WHAT YOU NEED TO DO: Each entry below should be written out exactly as it is, with no pictures.

Dataset entries:
##########

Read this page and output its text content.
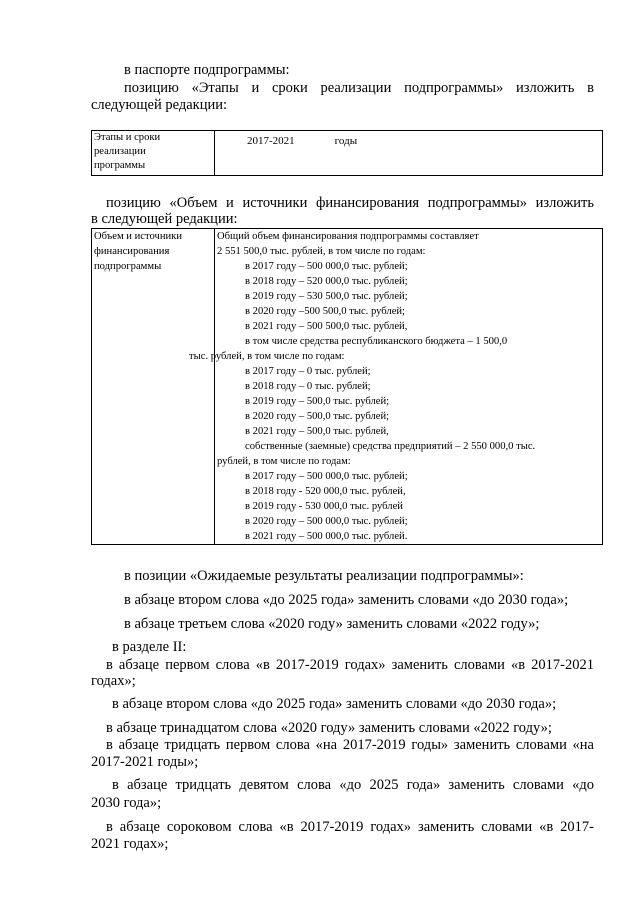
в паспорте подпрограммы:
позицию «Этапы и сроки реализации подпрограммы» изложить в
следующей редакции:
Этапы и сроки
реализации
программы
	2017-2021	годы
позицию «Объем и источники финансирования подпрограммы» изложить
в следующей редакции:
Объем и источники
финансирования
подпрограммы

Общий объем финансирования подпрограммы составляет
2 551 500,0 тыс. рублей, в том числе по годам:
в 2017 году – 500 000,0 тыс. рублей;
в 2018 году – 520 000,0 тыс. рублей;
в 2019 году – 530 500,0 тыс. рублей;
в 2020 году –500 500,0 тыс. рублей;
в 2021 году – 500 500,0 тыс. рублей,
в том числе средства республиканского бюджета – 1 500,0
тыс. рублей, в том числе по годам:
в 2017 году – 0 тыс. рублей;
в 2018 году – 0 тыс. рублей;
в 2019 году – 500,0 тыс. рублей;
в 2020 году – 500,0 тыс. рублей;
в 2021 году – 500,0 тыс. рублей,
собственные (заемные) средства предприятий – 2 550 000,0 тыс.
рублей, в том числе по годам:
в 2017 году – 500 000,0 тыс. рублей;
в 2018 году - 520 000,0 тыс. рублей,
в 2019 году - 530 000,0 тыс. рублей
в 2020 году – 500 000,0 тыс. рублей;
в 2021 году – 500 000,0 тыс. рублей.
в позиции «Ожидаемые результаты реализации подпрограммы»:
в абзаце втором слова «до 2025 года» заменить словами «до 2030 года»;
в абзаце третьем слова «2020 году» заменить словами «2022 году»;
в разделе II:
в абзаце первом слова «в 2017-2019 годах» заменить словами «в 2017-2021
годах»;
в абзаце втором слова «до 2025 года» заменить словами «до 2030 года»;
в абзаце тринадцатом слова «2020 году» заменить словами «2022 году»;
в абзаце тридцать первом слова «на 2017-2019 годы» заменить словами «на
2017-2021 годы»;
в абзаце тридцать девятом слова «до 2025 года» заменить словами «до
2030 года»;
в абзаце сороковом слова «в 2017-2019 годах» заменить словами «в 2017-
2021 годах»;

##########

SOLUTION FOR THIS PROBLEM:
Read this page and output its text content.
в паспорте подпрограммы:
позицию «Этапы и сроки реализации подпрограммы» изложить в
следующей редакции:
Этапы и сроки
реализации
программы
	2017-2021	годы
позицию «Объем и источники финансирования подпрограммы» изложить
в следующей редакции:
Объем и источники
финансирования
подпрограммы

Общий объем финансирования подпрограммы составляет
2 551 500,0 тыс. рублей, в том числе по годам:
в 2017 году – 500 000,0 тыс. рублей;
в 2018 году – 520 000,0 тыс. рублей;
в 2019 году – 530 500,0 тыс. рублей;
в 2020 году –500 500,0 тыс. рублей;
в 2021 году – 500 500,0 тыс. рублей,
в том числе средства республиканского бюджета – 1 500,0
тыс. рублей, в том числе по годам:
в 2017 году – 0 тыс. рублей;
в 2018 году – 0 тыс. рублей;
в 2019 году – 500,0 тыс. рублей;
в 2020 году – 500,0 тыс. рублей;
в 2021 году – 500,0 тыс. рублей,
собственные (заемные) средства предприятий – 2 550 000,0 тыс.
рублей, в том числе по годам:
в 2017 году – 500 000,0 тыс. рублей;
в 2018 году - 520 000,0 тыс. рублей,
в 2019 году - 530 000,0 тыс. рублей
в 2020 году – 500 000,0 тыс. рублей;
в 2021 году – 500 000,0 тыс. рублей.
в позиции «Ожидаемые результаты реализации подпрограммы»:
в абзаце втором слова «до 2025 года» заменить словами «до 2030 года»;
в абзаце третьем слова «2020 году» заменить словами «2022 году»;
в разделе II:
в абзаце первом слова «в 2017-2019 годах» заменить словами «в 2017-2021
годах»;
в абзаце втором слова «до 2025 года» заменить словами «до 2030 года»;
в абзаце тринадцатом слова «2020 году» заменить словами «2022 году»;
в абзаце тридцать первом слова «на 2017-2019 годы» заменить словами «на
2017-2021 годы»;
в абзаце тридцать девятом слова «до 2025 года» заменить словами «до
2030 года»;
в абзаце сороковом слова «в 2017-2019 годах» заменить словами «в 2017-
2021 годах»;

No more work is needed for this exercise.